Problem description:
Every record must be written out once more, with nothing added or omitted.

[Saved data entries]
....

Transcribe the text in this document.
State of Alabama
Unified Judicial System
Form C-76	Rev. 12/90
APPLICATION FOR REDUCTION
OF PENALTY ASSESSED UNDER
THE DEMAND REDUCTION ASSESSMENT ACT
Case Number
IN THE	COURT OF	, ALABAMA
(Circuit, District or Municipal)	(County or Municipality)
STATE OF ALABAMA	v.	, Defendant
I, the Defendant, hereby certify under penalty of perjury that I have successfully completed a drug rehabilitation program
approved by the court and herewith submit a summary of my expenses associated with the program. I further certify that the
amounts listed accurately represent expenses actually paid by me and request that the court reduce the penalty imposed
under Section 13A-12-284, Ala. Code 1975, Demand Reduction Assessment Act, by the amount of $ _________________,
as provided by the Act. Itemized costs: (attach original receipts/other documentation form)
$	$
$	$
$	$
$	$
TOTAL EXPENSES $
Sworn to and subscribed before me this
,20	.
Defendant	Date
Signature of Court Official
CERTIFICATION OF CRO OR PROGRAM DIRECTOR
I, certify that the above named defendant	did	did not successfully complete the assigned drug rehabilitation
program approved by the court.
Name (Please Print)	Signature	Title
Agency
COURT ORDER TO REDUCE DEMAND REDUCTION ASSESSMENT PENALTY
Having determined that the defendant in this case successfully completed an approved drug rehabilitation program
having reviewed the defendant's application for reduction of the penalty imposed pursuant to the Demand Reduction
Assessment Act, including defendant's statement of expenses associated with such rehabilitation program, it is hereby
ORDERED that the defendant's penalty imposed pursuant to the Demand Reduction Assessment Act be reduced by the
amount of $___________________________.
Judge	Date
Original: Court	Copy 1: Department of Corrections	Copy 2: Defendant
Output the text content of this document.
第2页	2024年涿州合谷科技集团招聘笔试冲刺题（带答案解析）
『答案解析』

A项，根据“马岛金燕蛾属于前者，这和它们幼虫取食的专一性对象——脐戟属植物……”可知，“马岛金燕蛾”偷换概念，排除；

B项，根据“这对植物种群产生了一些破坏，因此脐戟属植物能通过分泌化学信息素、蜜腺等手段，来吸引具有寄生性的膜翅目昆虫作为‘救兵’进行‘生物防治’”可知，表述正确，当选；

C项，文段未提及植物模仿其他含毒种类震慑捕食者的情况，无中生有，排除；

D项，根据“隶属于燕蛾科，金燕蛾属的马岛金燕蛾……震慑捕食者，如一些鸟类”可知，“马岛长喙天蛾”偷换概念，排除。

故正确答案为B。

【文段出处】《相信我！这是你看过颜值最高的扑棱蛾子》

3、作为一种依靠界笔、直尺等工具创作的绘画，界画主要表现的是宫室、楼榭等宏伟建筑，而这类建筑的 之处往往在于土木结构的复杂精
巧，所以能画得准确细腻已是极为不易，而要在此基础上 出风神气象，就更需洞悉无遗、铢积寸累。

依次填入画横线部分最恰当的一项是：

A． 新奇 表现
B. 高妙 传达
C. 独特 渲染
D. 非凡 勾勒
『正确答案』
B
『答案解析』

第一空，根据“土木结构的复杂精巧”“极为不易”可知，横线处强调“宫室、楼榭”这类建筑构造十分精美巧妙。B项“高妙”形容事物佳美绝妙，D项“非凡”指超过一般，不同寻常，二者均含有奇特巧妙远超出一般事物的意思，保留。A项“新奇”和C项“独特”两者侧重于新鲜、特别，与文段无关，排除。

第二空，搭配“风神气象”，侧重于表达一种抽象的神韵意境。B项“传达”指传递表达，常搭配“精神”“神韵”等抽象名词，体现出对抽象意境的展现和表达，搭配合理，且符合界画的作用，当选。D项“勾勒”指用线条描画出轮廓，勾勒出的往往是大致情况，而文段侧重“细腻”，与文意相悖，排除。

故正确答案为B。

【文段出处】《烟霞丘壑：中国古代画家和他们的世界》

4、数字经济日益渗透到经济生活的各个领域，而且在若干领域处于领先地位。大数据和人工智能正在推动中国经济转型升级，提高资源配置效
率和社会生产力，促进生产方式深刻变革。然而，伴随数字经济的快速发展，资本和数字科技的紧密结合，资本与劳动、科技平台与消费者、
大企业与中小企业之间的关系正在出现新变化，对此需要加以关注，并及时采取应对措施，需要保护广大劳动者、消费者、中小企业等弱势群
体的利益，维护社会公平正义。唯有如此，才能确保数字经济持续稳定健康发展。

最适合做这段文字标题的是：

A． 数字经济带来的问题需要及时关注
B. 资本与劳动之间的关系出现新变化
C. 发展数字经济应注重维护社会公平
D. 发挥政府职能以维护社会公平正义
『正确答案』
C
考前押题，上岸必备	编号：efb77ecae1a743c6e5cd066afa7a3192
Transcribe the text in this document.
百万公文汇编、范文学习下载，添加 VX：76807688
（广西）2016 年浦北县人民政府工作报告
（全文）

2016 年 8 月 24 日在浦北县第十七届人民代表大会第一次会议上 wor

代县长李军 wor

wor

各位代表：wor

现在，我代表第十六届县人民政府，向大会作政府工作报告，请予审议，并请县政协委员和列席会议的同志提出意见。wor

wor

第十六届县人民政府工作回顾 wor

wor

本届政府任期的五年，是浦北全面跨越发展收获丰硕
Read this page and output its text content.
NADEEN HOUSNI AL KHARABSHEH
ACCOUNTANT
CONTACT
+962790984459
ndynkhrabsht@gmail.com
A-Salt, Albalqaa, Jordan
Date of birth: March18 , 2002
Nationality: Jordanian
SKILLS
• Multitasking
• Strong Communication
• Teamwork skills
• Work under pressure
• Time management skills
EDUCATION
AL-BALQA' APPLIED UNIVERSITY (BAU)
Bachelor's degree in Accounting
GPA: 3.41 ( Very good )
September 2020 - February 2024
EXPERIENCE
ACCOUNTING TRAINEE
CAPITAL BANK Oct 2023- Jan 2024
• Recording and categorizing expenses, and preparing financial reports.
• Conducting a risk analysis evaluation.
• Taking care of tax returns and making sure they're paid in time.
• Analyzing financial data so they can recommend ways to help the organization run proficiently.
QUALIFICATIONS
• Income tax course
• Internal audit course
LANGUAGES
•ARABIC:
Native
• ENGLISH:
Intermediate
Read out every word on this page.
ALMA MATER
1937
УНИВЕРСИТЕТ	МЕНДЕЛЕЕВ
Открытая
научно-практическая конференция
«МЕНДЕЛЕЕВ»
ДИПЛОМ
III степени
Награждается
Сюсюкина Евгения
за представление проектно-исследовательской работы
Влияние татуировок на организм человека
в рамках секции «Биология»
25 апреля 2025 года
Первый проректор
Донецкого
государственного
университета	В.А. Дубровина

....

Exercise answer:
Transcribe the text in this document.
State of Alabama
Unified Judicial System
Form C-76	Rev. 12/90
APPLICATION FOR REDUCTION
OF PENALTY ASSESSED UNDER
THE DEMAND REDUCTION ASSESSMENT ACT
Case Number
IN THE	COURT OF	, ALABAMA
(Circuit, District or Municipal)	(County or Municipality)
STATE OF ALABAMA	v.	, Defendant
I, the Defendant, hereby certify under penalty of perjury that I have successfully completed a drug rehabilitation program
approved by the court and herewith submit a summary of my expenses associated with the program. I further certify that the
amounts listed accurately represent expenses actually paid by me and request that the court reduce the penalty imposed
under Section 13A-12-284, Ala. Code 1975, Demand Reduction Assessment Act, by the amount of $ _________________,
as provided by the Act. Itemized costs: (attach original receipts/other documentation form)
$	$
$	$
$	$
$	$
TOTAL EXPENSES $
Sworn to and subscribed before me this
,20	.
Defendant	Date
Signature of Court Official
CERTIFICATION OF CRO OR PROGRAM DIRECTOR
I, certify that the above named defendant	did	did not successfully complete the assigned drug rehabilitation
program approved by the court.
Name (Please Print)	Signature	Title
Agency
COURT ORDER TO REDUCE DEMAND REDUCTION ASSESSMENT PENALTY
Having determined that the defendant in this case successfully completed an approved drug rehabilitation program
having reviewed the defendant's application for reduction of the penalty imposed pursuant to the Demand Reduction
Assessment Act, including defendant's statement of expenses associated with such rehabilitation program, it is hereby
ORDERED that the defendant's penalty imposed pursuant to the Demand Reduction Assessment Act be reduced by the
amount of $___________________________.
Judge	Date
Original: Court	Copy 1: Department of Corrections	Copy 2: Defendant
Output the text content of this document.
第2页	2024年涿州合谷科技集团招聘笔试冲刺题（带答案解析）
『答案解析』

A项，根据“马岛金燕蛾属于前者，这和它们幼虫取食的专一性对象——脐戟属植物……”可知，“马岛金燕蛾”偷换概念，排除；

B项，根据“这对植物种群产生了一些破坏，因此脐戟属植物能通过分泌化学信息素、蜜腺等手段，来吸引具有寄生性的膜翅目昆虫作为‘救兵’进行‘生物防治’”可知，表述正确，当选；

C项，文段未提及植物模仿其他含毒种类震慑捕食者的情况，无中生有，排除；

D项，根据“隶属于燕蛾科，金燕蛾属的马岛金燕蛾……震慑捕食者，如一些鸟类”可知，“马岛长喙天蛾”偷换概念，排除。

故正确答案为B。

【文段出处】《相信我！这是你看过颜值最高的扑棱蛾子》

3、作为一种依靠界笔、直尺等工具创作的绘画，界画主要表现的是宫室、楼榭等宏伟建筑，而这类建筑的 之处往往在于土木结构的复杂精
巧，所以能画得准确细腻已是极为不易，而要在此基础上 出风神气象，就更需洞悉无遗、铢积寸累。

依次填入画横线部分最恰当的一项是：

A． 新奇 表现
B. 高妙 传达
C. 独特 渲染
D. 非凡 勾勒
『正确答案』
B
『答案解析』

第一空，根据“土木结构的复杂精巧”“极为不易”可知，横线处强调“宫室、楼榭”这类建筑构造十分精美巧妙。B项“高妙”形容事物佳美绝妙，D项“非凡”指超过一般，不同寻常，二者均含有奇特巧妙远超出一般事物的意思，保留。A项“新奇”和C项“独特”两者侧重于新鲜、特别，与文段无关，排除。

第二空，搭配“风神气象”，侧重于表达一种抽象的神韵意境。B项“传达”指传递表达，常搭配“精神”“神韵”等抽象名词，体现出对抽象意境的展现和表达，搭配合理，且符合界画的作用，当选。D项“勾勒”指用线条描画出轮廓，勾勒出的往往是大致情况，而文段侧重“细腻”，与文意相悖，排除。

故正确答案为B。

【文段出处】《烟霞丘壑：中国古代画家和他们的世界》

4、数字经济日益渗透到经济生活的各个领域，而且在若干领域处于领先地位。大数据和人工智能正在推动中国经济转型升级，提高资源配置效
率和社会生产力，促进生产方式深刻变革。然而，伴随数字经济的快速发展，资本和数字科技的紧密结合，资本与劳动、科技平台与消费者、
大企业与中小企业之间的关系正在出现新变化，对此需要加以关注，并及时采取应对措施，需要保护广大劳动者、消费者、中小企业等弱势群
体的利益，维护社会公平正义。唯有如此，才能确保数字经济持续稳定健康发展。

最适合做这段文字标题的是：

A． 数字经济带来的问题需要及时关注
B. 资本与劳动之间的关系出现新变化
C. 发展数字经济应注重维护社会公平
D. 发挥政府职能以维护社会公平正义
『正确答案』
C
考前押题，上岸必备	编号：efb77ecae1a743c6e5cd066afa7a3192
Transcribe the text in this document.
百万公文汇编、范文学习下载，添加 VX：76807688
（广西）2016 年浦北县人民政府工作报告
（全文）

2016 年 8 月 24 日在浦北县第十七届人民代表大会第一次会议上 wor

代县长李军 wor

wor

各位代表：wor

现在，我代表第十六届县人民政府，向大会作政府工作报告，请予审议，并请县政协委员和列席会议的同志提出意见。wor

wor

第十六届县人民政府工作回顾 wor

wor

本届政府任期的五年，是浦北全面跨越发展收获丰硕
Read this page and output its text content.
NADEEN HOUSNI AL KHARABSHEH
ACCOUNTANT
CONTACT
+962790984459
ndynkhrabsht@gmail.com
A-Salt, Albalqaa, Jordan
Date of birth: March18 , 2002
Nationality: Jordanian
SKILLS
• Multitasking
• Strong Communication
• Teamwork skills
• Work under pressure
• Time management skills
EDUCATION
AL-BALQA' APPLIED UNIVERSITY (BAU)
Bachelor's degree in Accounting
GPA: 3.41 ( Very good )
September 2020 - February 2024
EXPERIENCE
ACCOUNTING TRAINEE
CAPITAL BANK Oct 2023- Jan 2024
• Recording and categorizing expenses, and preparing financial reports.
• Conducting a risk analysis evaluation.
• Taking care of tax returns and making sure they're paid in time.
• Analyzing financial data so they can recommend ways to help the organization run proficiently.
QUALIFICATIONS
• Income tax course
• Internal audit course
LANGUAGES
•ARABIC:
Native
• ENGLISH:
Intermediate
Read out every word on this page.
ALMA MATER
1937
УНИВЕРСИТЕТ	МЕНДЕЛЕЕВ
Открытая
научно-практическая конференция
«МЕНДЕЛЕЕВ»
ДИПЛОМ
III степени
Награждается
Сюсюкина Евгения
за представление проектно-исследовательской работы
Влияние татуировок на организм человека
в рамках секции «Биология»
25 апреля 2025 года
Первый проректор
Донецкого
государственного
университета	В.А. Дубровина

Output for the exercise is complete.